::: RECORDS SHOWN :::
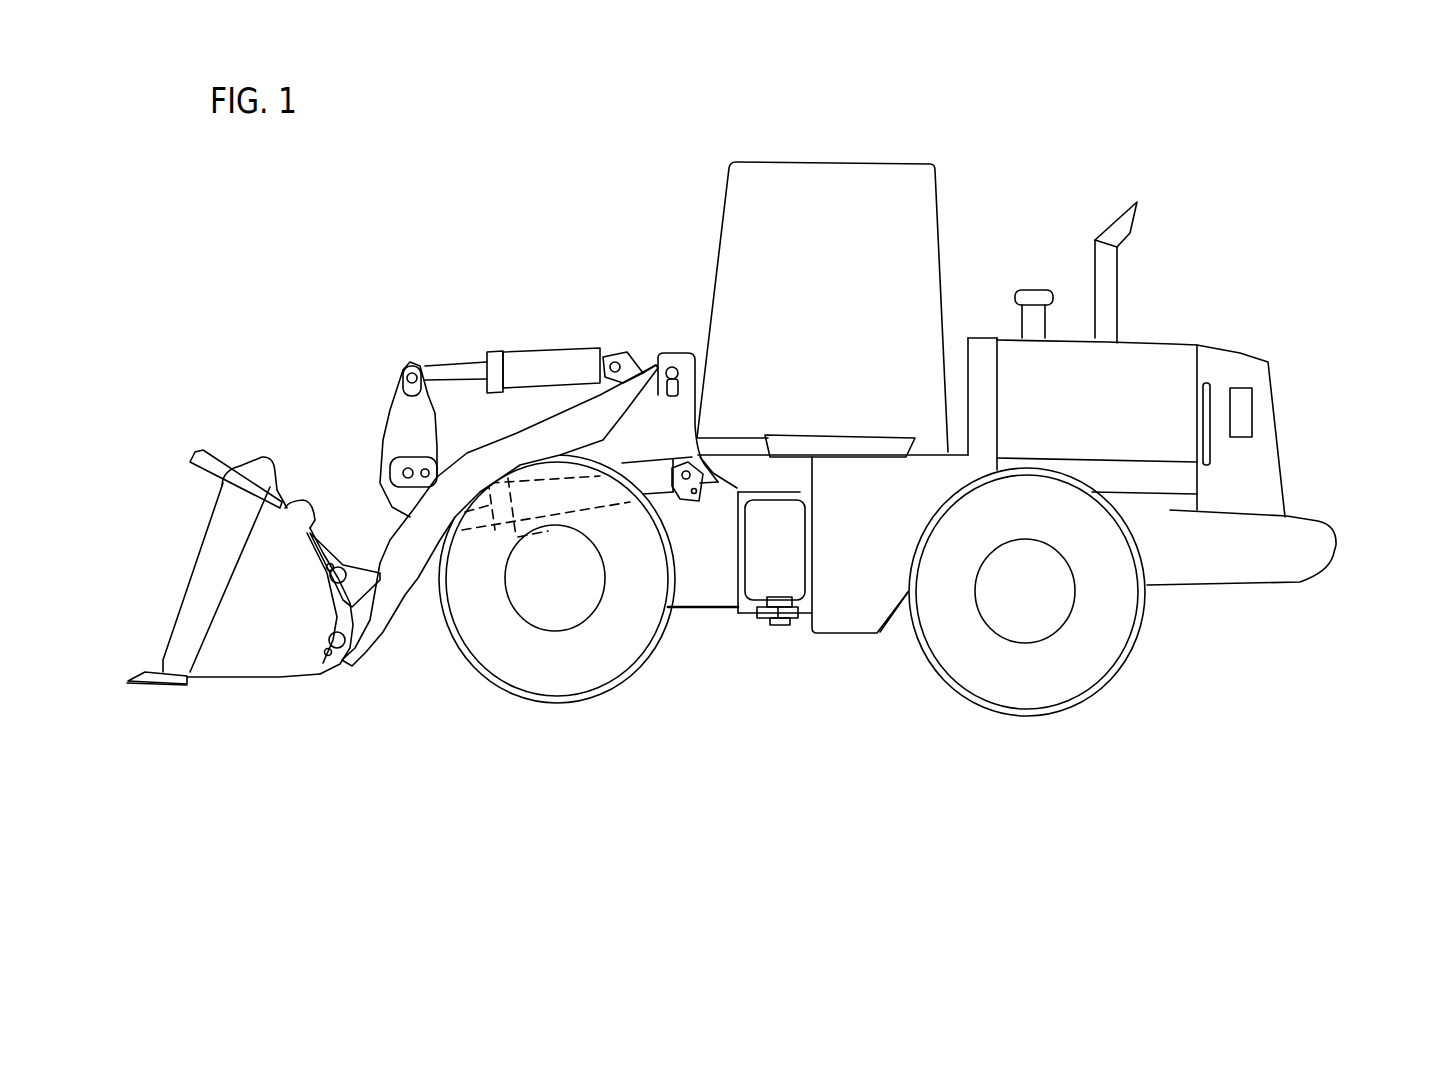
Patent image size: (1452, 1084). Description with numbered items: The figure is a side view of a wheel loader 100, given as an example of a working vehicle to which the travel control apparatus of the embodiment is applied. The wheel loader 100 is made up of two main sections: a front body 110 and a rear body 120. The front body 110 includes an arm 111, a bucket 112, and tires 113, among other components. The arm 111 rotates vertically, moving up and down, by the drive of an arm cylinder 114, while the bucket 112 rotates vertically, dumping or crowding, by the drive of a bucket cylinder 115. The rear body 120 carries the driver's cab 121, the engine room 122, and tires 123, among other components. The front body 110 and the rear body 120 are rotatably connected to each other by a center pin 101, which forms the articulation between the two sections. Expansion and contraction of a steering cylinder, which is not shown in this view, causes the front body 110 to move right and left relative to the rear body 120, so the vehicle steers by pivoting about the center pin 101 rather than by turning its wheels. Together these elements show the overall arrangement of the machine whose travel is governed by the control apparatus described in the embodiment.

The wheel loader 100 is at (1222, 613).
The center pin 101 is at (780, 626).
The front body 110 is at (655, 395).
The arm 111 is at (383, 547).
The bucket 112 is at (237, 480).
The tires 113 is at (543, 663).
The arm cylinder 114 is at (503, 530).
The bucket cylinder 115 is at (542, 356).
The rear body 120 is at (1303, 543).
The driver's cab 121 is at (775, 187).
The engine room 122 is at (1175, 365).
The tires 123 is at (1049, 681).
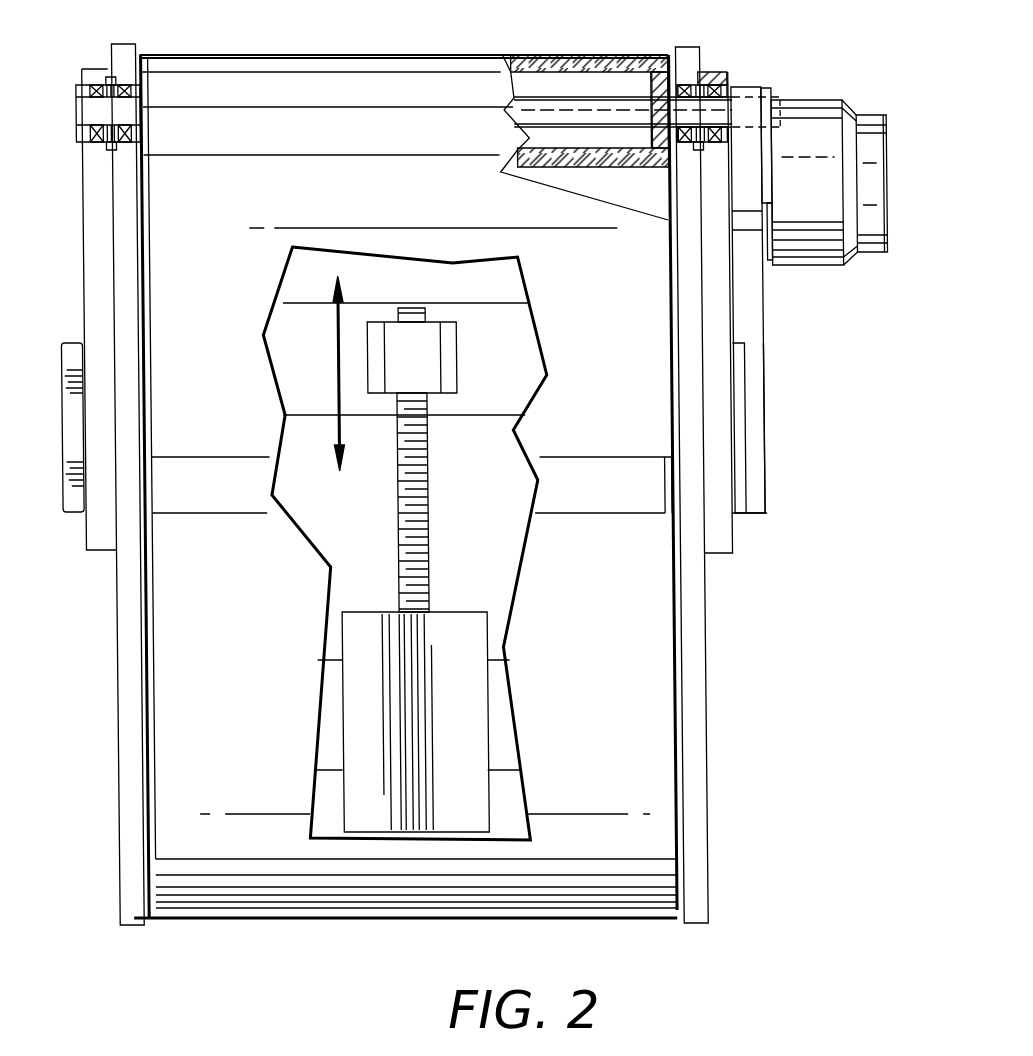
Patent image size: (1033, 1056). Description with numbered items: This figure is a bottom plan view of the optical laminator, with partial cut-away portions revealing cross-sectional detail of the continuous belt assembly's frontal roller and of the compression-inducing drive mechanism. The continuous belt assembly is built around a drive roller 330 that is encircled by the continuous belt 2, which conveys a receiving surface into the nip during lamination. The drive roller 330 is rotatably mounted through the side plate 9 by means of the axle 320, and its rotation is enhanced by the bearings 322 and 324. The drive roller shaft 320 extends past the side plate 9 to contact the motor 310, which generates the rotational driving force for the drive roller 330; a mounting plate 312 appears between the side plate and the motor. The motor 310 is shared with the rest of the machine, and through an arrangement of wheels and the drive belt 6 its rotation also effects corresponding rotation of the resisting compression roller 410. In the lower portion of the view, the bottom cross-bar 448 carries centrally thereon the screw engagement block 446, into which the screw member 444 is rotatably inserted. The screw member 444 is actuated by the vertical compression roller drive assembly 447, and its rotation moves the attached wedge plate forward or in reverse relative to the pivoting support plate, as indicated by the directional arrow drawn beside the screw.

The continuous belt 2 is at (308, 65).
The drive belt 6 is at (92, 210).
The side plate 9 is at (120, 275).
The motor 310 is at (808, 107).
The mounting plate 312 is at (768, 90).
The axle 320 is at (565, 100).
The bearing 322 is at (677, 140).
The bearing 324 is at (712, 147).
The drive roller 330 is at (645, 55).
The resisting compression roller 410 is at (661, 513).
The screw member 444 is at (430, 440).
The screw engagement block 446 is at (433, 330).
The vertical compression roller drive assembly 447 is at (478, 803).
The bottom cross-bar 448 is at (523, 348).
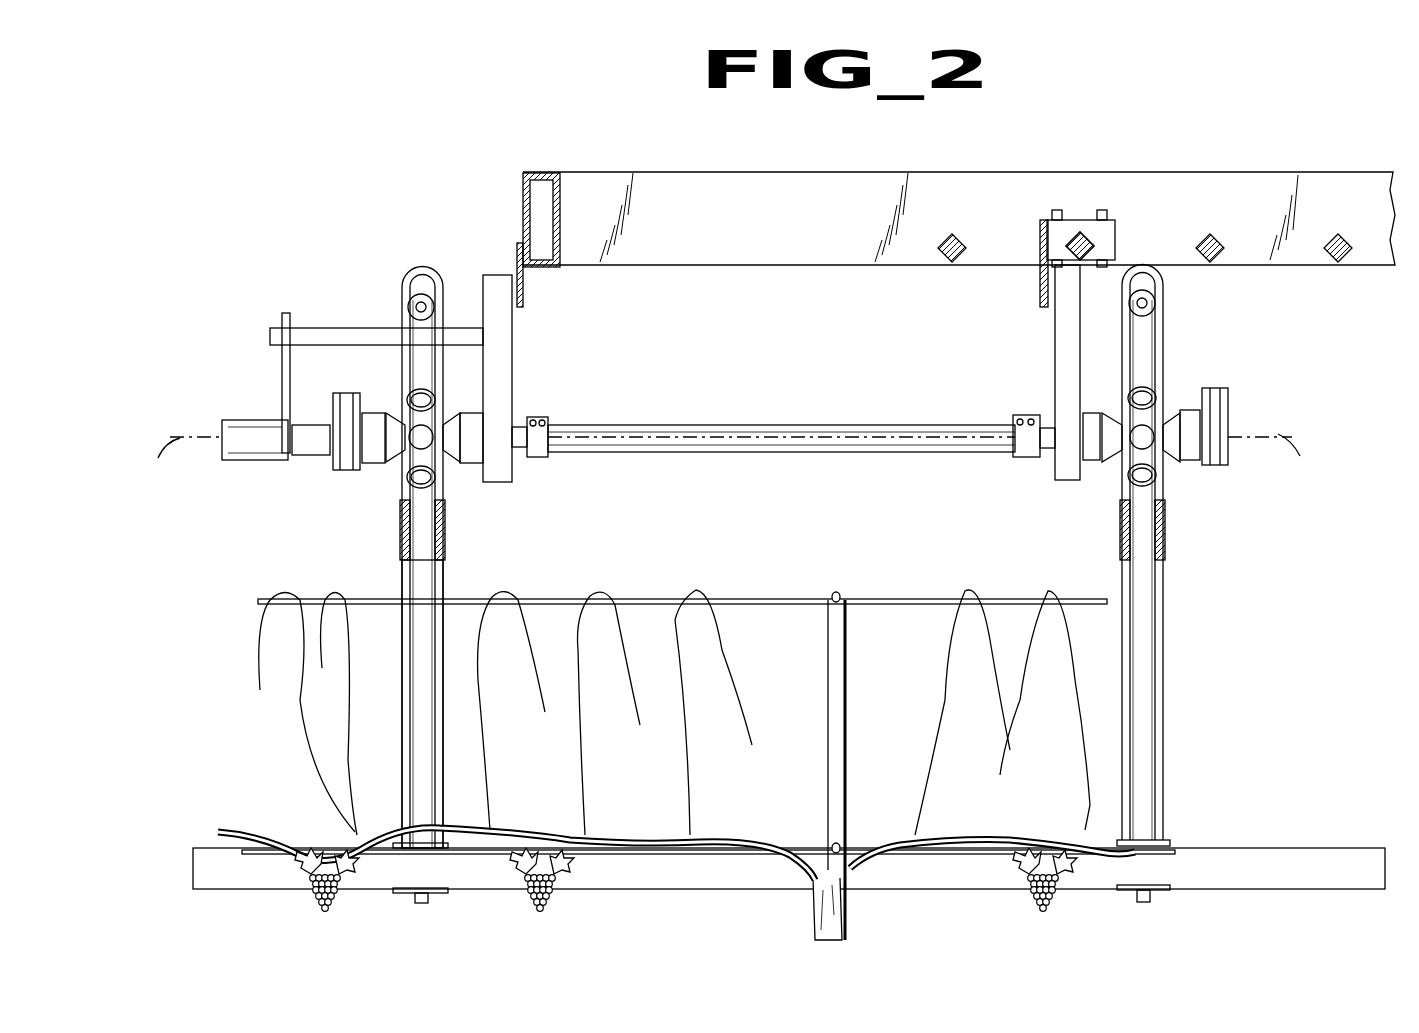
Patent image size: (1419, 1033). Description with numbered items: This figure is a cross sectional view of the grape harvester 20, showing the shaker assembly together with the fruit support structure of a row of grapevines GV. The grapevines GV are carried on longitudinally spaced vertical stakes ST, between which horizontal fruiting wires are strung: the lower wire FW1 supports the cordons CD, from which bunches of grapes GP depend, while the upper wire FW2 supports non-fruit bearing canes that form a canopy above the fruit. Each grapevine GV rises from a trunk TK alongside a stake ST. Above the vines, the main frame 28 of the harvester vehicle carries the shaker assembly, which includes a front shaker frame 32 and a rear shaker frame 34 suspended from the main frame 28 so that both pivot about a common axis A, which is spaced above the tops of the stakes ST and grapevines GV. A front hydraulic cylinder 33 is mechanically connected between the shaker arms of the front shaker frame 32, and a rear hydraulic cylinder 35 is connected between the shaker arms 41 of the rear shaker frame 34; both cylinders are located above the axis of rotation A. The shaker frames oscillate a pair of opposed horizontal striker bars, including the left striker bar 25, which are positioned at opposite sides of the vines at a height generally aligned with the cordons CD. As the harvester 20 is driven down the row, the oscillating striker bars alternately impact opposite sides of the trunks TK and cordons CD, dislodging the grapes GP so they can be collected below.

The grape harvester 20 is at (1040, 130).
The main frame 28 is at (1176, 170).
The rear shaker frame 34 is at (404, 270).
The rear hydraulic cylinder 35 is at (410, 295).
The shaker arms 41 is at (402, 575).
The front shaker frame 32 is at (1148, 588).
The front hydraulic cylinder 33 is at (1150, 290).
The left striker bar 25 is at (612, 890).
The axis A— A is at (731, 458).
The lower fruiting wire FW1 is at (801, 848).
The upper fruiting wire FW2 is at (866, 598).
The stakes ST is at (846, 682).
The cordons CD is at (640, 838).
The grapes GP is at (312, 893).
The grapevines GV is at (676, 768).
The trunks TK is at (836, 920).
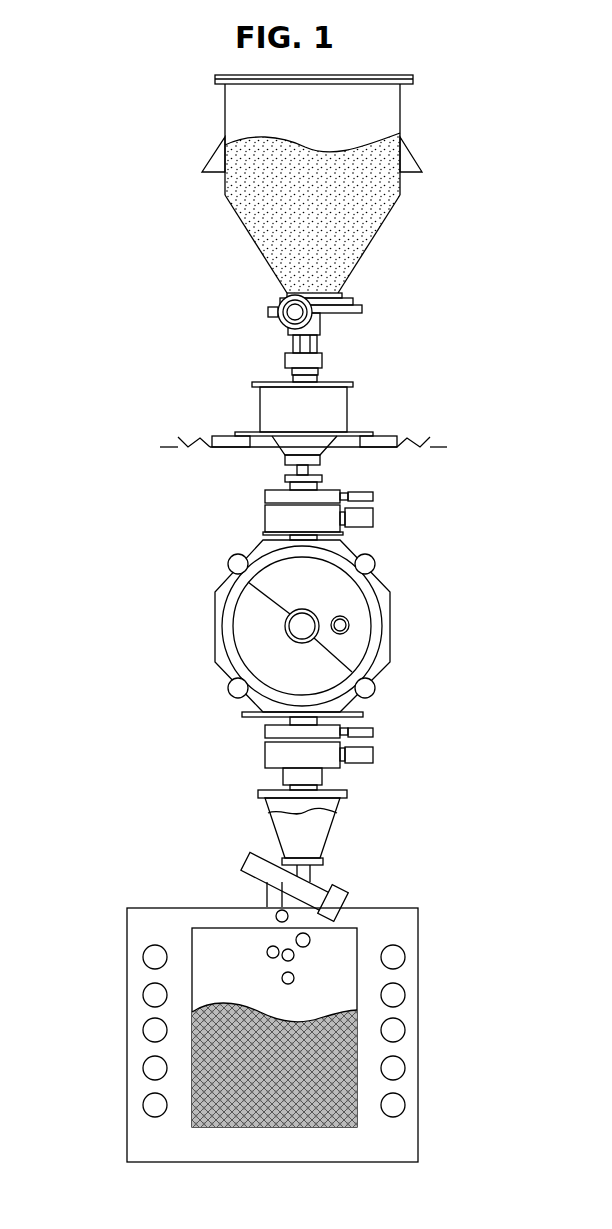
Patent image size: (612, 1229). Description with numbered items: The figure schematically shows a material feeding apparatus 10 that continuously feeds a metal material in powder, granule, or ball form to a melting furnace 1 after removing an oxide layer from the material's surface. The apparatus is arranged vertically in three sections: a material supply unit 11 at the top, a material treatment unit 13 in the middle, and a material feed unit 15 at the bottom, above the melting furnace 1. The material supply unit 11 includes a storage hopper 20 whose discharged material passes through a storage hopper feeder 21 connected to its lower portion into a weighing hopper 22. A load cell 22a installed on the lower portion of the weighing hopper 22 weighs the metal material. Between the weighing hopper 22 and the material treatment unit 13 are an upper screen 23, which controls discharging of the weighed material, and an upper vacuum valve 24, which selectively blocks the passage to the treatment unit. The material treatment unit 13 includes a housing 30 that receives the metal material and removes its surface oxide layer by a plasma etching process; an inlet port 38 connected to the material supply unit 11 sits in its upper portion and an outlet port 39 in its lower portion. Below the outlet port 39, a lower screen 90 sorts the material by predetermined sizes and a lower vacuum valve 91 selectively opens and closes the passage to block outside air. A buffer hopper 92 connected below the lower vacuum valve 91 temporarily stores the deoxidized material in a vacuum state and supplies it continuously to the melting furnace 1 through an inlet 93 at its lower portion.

The melting furnace 1 is at (418, 1030).
The material feeding apparatus 10 is at (112, 254).
The material supply unit 11 is at (465, 480).
The material treatment unit 13 is at (465, 717).
The material feed unit 15 is at (465, 720).
The storage hopper 20 is at (228, 184).
The storage hopper feeder 21 is at (268, 308).
The weighing hopper 22 is at (262, 402).
The load cell 22a is at (387, 441).
The upper screen 23 is at (265, 495).
The upper vacuum valve 24 is at (265, 516).
The housing 30 is at (215, 625).
The inlet port 38 is at (318, 535).
The outlet port 39 is at (317, 720).
The lower screen 90 is at (265, 733).
The lower vacuum valve 91 is at (265, 757).
The buffer hopper 92 is at (280, 830).
The inlet 93 is at (312, 881).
:::
Copy every line of text in the items above word for word, leaving out the pictures.

Patent image size: (1452, 1084). Description with numbered items: The figure is a side view of a wheel loader 100, given as an example of a working vehicle to which the travel control apparatus of the embodiment is applied. The wheel loader 100 is made up of two main sections: a front body 110 and a rear body 120. The front body 110 includes an arm 111, a bucket 112, and tires 113, among other components. The arm 111 rotates vertically, moving up and down, by the drive of an arm cylinder 114, while the bucket 112 rotates vertically, dumping or crowding, by the drive of a bucket cylinder 115. The rear body 120 carries the driver's cab 121, the engine room 122, and tires 123, among other components. The front body 110 and the rear body 120 are rotatably connected to each other by a center pin 101, which forms the articulation between the two sections. Expansion and contraction of a steering cylinder, which is not shown in this view, causes the front body 110 to move right and left relative to the rear body 120, so the vehicle steers by pivoting about the center pin 101 rather than by turning its wheels. Together these elements show the overall arrangement of the machine whose travel is governed by the control apparatus described in the embodiment.

The wheel loader 100 is at (1222, 613).
The center pin 101 is at (780, 626).
The front body 110 is at (655, 395).
The arm 111 is at (383, 547).
The bucket 112 is at (237, 480).
The tires 113 is at (543, 663).
The arm cylinder 114 is at (503, 530).
The bucket cylinder 115 is at (542, 356).
The rear body 120 is at (1303, 543).
The driver's cab 121 is at (775, 187).
The engine room 122 is at (1175, 365).
The tires 123 is at (1049, 681).
Patent image size: (1033, 1056). Description with numbered items: This figure is a bottom plan view of the optical laminator, with partial cut-away portions revealing cross-sectional detail of the continuous belt assembly's frontal roller and of the compression-inducing drive mechanism. The continuous belt assembly is built around a drive roller 330 that is encircled by the continuous belt 2, which conveys a receiving surface into the nip during lamination. The drive roller 330 is rotatably mounted through the side plate 9 by means of the axle 320, and its rotation is enhanced by the bearings 322 and 324. The drive roller shaft 320 extends past the side plate 9 to contact the motor 310, which generates the rotational driving force for the drive roller 330; a mounting plate 312 appears between the side plate and the motor. The motor 310 is shared with the rest of the machine, and through an arrangement of wheels and the drive belt 6 its rotation also effects corresponding rotation of the resisting compression roller 410. In the lower portion of the view, the bottom cross-bar 448 carries centrally thereon the screw engagement block 446, into which the screw member 444 is rotatably inserted. The screw member 444 is actuated by the vertical compression roller drive assembly 447, and its rotation moves the attached wedge plate forward or in reverse relative to the pivoting support plate, as indicated by the directional arrow drawn beside the screw.

The continuous belt 2 is at (308, 65).
The drive belt 6 is at (92, 210).
The side plate 9 is at (120, 275).
The motor 310 is at (808, 107).
The mounting plate 312 is at (768, 90).
The axle 320 is at (565, 100).
The bearing 322 is at (677, 140).
The bearing 324 is at (712, 147).
The drive roller 330 is at (645, 55).
The resisting compression roller 410 is at (661, 513).
The screw member 444 is at (430, 440).
The screw engagement block 446 is at (433, 330).
The vertical compression roller drive assembly 447 is at (478, 803).
The bottom cross-bar 448 is at (523, 348).
Patent image size: (1419, 1033). Description with numbered items: This figure is a cross sectional view of the grape harvester 20, showing the shaker assembly together with the fruit support structure of a row of grapevines GV. The grapevines GV are carried on longitudinally spaced vertical stakes ST, between which horizontal fruiting wires are strung: the lower wire FW1 supports the cordons CD, from which bunches of grapes GP depend, while the upper wire FW2 supports non-fruit bearing canes that form a canopy above the fruit. Each grapevine GV rises from a trunk TK alongside a stake ST. Above the vines, the main frame 28 of the harvester vehicle carries the shaker assembly, which includes a front shaker frame 32 and a rear shaker frame 34 suspended from the main frame 28 so that both pivot about a common axis A, which is spaced above the tops of the stakes ST and grapevines GV. A front hydraulic cylinder 33 is mechanically connected between the shaker arms of the front shaker frame 32, and a rear hydraulic cylinder 35 is connected between the shaker arms 41 of the rear shaker frame 34; both cylinders are located above the axis of rotation A. The shaker frames oscillate a pair of opposed horizontal striker bars, including the left striker bar 25, which are positioned at opposite sides of the vines at a height generally aligned with the cordons CD. As the harvester 20 is driven down the row, the oscillating striker bars alternately impact opposite sides of the trunks TK and cordons CD, dislodging the grapes GP so they can be collected below.

The grape harvester 20 is at (1040, 130).
The main frame 28 is at (1176, 170).
The rear shaker frame 34 is at (404, 270).
The rear hydraulic cylinder 35 is at (410, 295).
The shaker arms 41 is at (402, 575).
The front shaker frame 32 is at (1148, 588).
The front hydraulic cylinder 33 is at (1150, 290).
The left striker bar 25 is at (612, 890).
The axis A— A is at (731, 458).
The lower fruiting wire FW1 is at (801, 848).
The upper fruiting wire FW2 is at (866, 598).
The stakes ST is at (846, 682).
The cordons CD is at (640, 838).
The grapes GP is at (312, 893).
The grapevines GV is at (676, 768).
The trunks TK is at (836, 920).
Patent image size: (612, 1229). Description with numbered items: The figure schematically shows a material feeding apparatus 10 that continuously feeds a metal material in powder, granule, or ball form to a melting furnace 1 after removing an oxide layer from the material's surface. The apparatus is arranged vertically in three sections: a material supply unit 11 at the top, a material treatment unit 13 in the middle, and a material feed unit 15 at the bottom, above the melting furnace 1. The material supply unit 11 includes a storage hopper 20 whose discharged material passes through a storage hopper feeder 21 connected to its lower portion into a weighing hopper 22. A load cell 22a installed on the lower portion of the weighing hopper 22 weighs the metal material. Between the weighing hopper 22 and the material treatment unit 13 are an upper screen 23, which controls discharging of the weighed material, and an upper vacuum valve 24, which selectively blocks the passage to the treatment unit. The material treatment unit 13 includes a housing 30 that receives the metal material and removes its surface oxide layer by a plasma etching process; an inlet port 38 connected to the material supply unit 11 sits in its upper portion and an outlet port 39 in its lower portion. Below the outlet port 39, a lower screen 90 sorts the material by predetermined sizes and a lower vacuum valve 91 selectively opens and closes the passage to block outside air. A buffer hopper 92 connected below the lower vacuum valve 91 temporarily stores the deoxidized material in a vacuum state and supplies it continuously to the melting furnace 1 through an inlet 93 at its lower portion.

The melting furnace 1 is at (418, 1030).
The material feeding apparatus 10 is at (112, 254).
The material supply unit 11 is at (465, 480).
The material treatment unit 13 is at (465, 717).
The material feed unit 15 is at (465, 720).
The storage hopper 20 is at (228, 184).
The storage hopper feeder 21 is at (268, 308).
The weighing hopper 22 is at (262, 402).
The load cell 22a is at (387, 441).
The upper screen 23 is at (265, 495).
The upper vacuum valve 24 is at (265, 516).
The housing 30 is at (215, 625).
The inlet port 38 is at (318, 535).
The outlet port 39 is at (317, 720).
The lower screen 90 is at (265, 733).
The lower vacuum valve 91 is at (265, 757).
The buffer hopper 92 is at (280, 830).
The inlet 93 is at (312, 881).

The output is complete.